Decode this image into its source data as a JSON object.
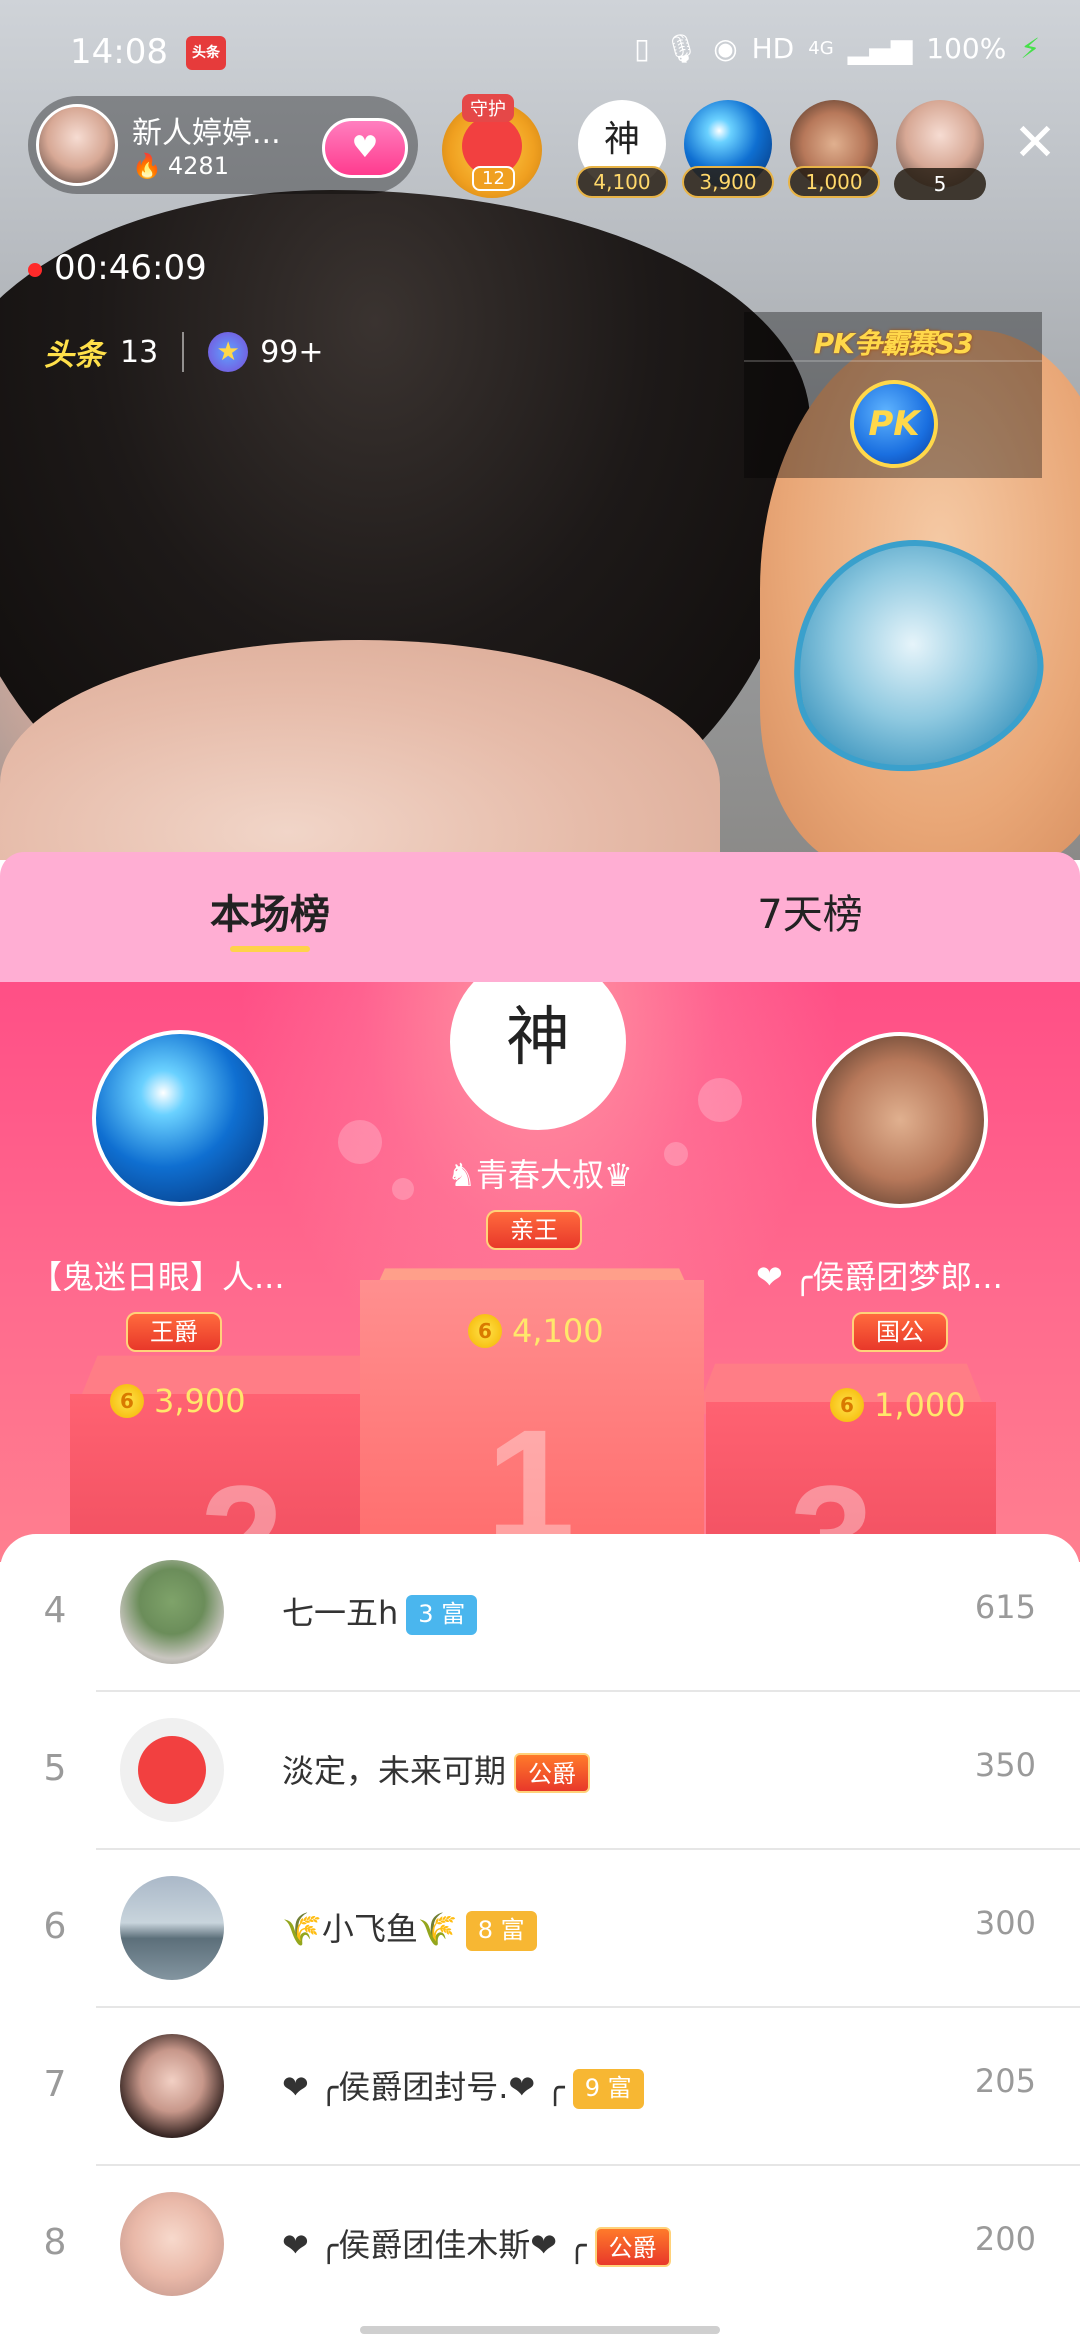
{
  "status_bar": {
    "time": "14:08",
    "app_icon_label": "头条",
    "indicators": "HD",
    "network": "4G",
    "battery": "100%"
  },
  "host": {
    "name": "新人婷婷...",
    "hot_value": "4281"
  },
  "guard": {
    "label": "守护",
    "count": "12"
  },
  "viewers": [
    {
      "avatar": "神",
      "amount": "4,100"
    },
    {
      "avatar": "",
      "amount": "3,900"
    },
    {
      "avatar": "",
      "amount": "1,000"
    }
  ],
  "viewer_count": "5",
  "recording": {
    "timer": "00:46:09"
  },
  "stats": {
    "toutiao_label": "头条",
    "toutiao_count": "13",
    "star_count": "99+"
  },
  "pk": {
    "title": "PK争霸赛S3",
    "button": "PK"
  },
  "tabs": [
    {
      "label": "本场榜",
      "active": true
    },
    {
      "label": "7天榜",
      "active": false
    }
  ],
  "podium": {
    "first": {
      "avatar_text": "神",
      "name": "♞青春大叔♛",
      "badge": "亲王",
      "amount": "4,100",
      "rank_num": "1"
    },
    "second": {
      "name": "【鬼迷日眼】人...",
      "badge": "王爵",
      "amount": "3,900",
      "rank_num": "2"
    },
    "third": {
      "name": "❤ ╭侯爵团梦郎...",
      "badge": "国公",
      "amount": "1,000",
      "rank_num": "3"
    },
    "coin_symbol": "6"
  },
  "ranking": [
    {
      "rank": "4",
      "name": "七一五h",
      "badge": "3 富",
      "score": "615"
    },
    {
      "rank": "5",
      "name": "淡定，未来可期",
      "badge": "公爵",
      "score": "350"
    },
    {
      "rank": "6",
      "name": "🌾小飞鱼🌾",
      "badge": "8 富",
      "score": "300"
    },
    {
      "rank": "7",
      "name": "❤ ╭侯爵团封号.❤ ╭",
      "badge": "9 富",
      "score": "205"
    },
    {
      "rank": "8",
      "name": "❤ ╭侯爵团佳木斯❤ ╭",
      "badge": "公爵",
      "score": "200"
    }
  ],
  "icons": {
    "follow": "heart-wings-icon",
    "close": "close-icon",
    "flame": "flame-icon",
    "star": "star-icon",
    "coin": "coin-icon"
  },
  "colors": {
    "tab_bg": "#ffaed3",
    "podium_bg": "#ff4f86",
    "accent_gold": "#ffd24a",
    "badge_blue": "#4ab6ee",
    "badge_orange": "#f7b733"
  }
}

DESCRIPTION OF THE TASK: In the entries above, count each line holding "score" and report the total and nothing more.

THE OUTPUT: 5